• Task: Verbatim output of all the material below is required.
Start of Information given
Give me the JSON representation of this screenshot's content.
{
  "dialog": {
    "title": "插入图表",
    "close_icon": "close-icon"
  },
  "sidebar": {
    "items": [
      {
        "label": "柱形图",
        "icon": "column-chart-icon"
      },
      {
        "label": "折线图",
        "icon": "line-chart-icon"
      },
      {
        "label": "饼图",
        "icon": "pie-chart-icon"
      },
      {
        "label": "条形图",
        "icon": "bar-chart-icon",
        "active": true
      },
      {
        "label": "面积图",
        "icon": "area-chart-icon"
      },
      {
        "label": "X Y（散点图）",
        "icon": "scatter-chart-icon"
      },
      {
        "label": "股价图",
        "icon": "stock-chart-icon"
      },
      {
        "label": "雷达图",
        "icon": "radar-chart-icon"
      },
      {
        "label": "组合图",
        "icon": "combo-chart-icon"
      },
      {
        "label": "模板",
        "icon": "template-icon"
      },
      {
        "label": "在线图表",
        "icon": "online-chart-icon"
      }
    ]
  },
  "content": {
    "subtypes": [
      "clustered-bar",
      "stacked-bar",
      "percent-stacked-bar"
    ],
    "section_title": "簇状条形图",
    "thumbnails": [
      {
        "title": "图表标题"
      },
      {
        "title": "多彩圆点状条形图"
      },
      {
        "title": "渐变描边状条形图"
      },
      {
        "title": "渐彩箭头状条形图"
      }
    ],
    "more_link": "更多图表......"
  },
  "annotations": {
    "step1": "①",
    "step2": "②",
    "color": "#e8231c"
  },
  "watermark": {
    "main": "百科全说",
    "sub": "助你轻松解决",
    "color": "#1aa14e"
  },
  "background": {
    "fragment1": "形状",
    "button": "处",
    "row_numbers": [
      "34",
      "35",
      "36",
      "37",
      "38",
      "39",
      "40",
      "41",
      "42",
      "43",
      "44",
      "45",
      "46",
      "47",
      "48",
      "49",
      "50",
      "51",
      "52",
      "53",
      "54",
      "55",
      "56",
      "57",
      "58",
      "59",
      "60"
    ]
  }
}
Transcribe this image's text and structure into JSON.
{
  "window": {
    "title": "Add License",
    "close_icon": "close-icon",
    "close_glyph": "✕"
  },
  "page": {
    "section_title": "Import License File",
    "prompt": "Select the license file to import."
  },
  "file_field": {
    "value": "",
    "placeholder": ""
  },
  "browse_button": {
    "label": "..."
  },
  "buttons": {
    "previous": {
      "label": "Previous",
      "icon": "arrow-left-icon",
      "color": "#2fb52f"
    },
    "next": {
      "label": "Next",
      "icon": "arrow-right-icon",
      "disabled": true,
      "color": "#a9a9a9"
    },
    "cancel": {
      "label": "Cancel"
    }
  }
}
End of Information given
• Output of the task:
Give me the JSON representation of this screenshot's content.
{
  "dialog": {
    "title": "插入图表",
    "close_icon": "close-icon"
  },
  "sidebar": {
    "items": [
      {
        "label": "柱形图",
        "icon": "column-chart-icon"
      },
      {
        "label": "折线图",
        "icon": "line-chart-icon"
      },
      {
        "label": "饼图",
        "icon": "pie-chart-icon"
      },
      {
        "label": "条形图",
        "icon": "bar-chart-icon",
        "active": true
      },
      {
        "label": "面积图",
        "icon": "area-chart-icon"
      },
      {
        "label": "X Y（散点图）",
        "icon": "scatter-chart-icon"
      },
      {
        "label": "股价图",
        "icon": "stock-chart-icon"
      },
      {
        "label": "雷达图",
        "icon": "radar-chart-icon"
      },
      {
        "label": "组合图",
        "icon": "combo-chart-icon"
      },
      {
        "label": "模板",
        "icon": "template-icon"
      },
      {
        "label": "在线图表",
        "icon": "online-chart-icon"
      }
    ]
  },
  "content": {
    "subtypes": [
      "clustered-bar",
      "stacked-bar",
      "percent-stacked-bar"
    ],
    "section_title": "簇状条形图",
    "thumbnails": [
      {
        "title": "图表标题"
      },
      {
        "title": "多彩圆点状条形图"
      },
      {
        "title": "渐变描边状条形图"
      },
      {
        "title": "渐彩箭头状条形图"
      }
    ],
    "more_link": "更多图表......"
  },
  "annotations": {
    "step1": "①",
    "step2": "②",
    "color": "#e8231c"
  },
  "watermark": {
    "main": "百科全说",
    "sub": "助你轻松解决",
    "color": "#1aa14e"
  },
  "background": {
    "fragment1": "形状",
    "button": "处",
    "row_numbers": [
      "34",
      "35",
      "36",
      "37",
      "38",
      "39",
      "40",
      "41",
      "42",
      "43",
      "44",
      "45",
      "46",
      "47",
      "48",
      "49",
      "50",
      "51",
      "52",
      "53",
      "54",
      "55",
      "56",
      "57",
      "58",
      "59",
      "60"
    ]
  }
}
Transcribe this image's text and structure into JSON.
{
  "window": {
    "title": "Add License",
    "close_icon": "close-icon",
    "close_glyph": "✕"
  },
  "page": {
    "section_title": "Import License File",
    "prompt": "Select the license file to import."
  },
  "file_field": {
    "value": "",
    "placeholder": ""
  },
  "browse_button": {
    "label": "..."
  },
  "buttons": {
    "previous": {
      "label": "Previous",
      "icon": "arrow-left-icon",
      "color": "#2fb52f"
    },
    "next": {
      "label": "Next",
      "icon": "arrow-right-icon",
      "disabled": true,
      "color": "#a9a9a9"
    },
    "cancel": {
      "label": "Cancel"
    }
  }
}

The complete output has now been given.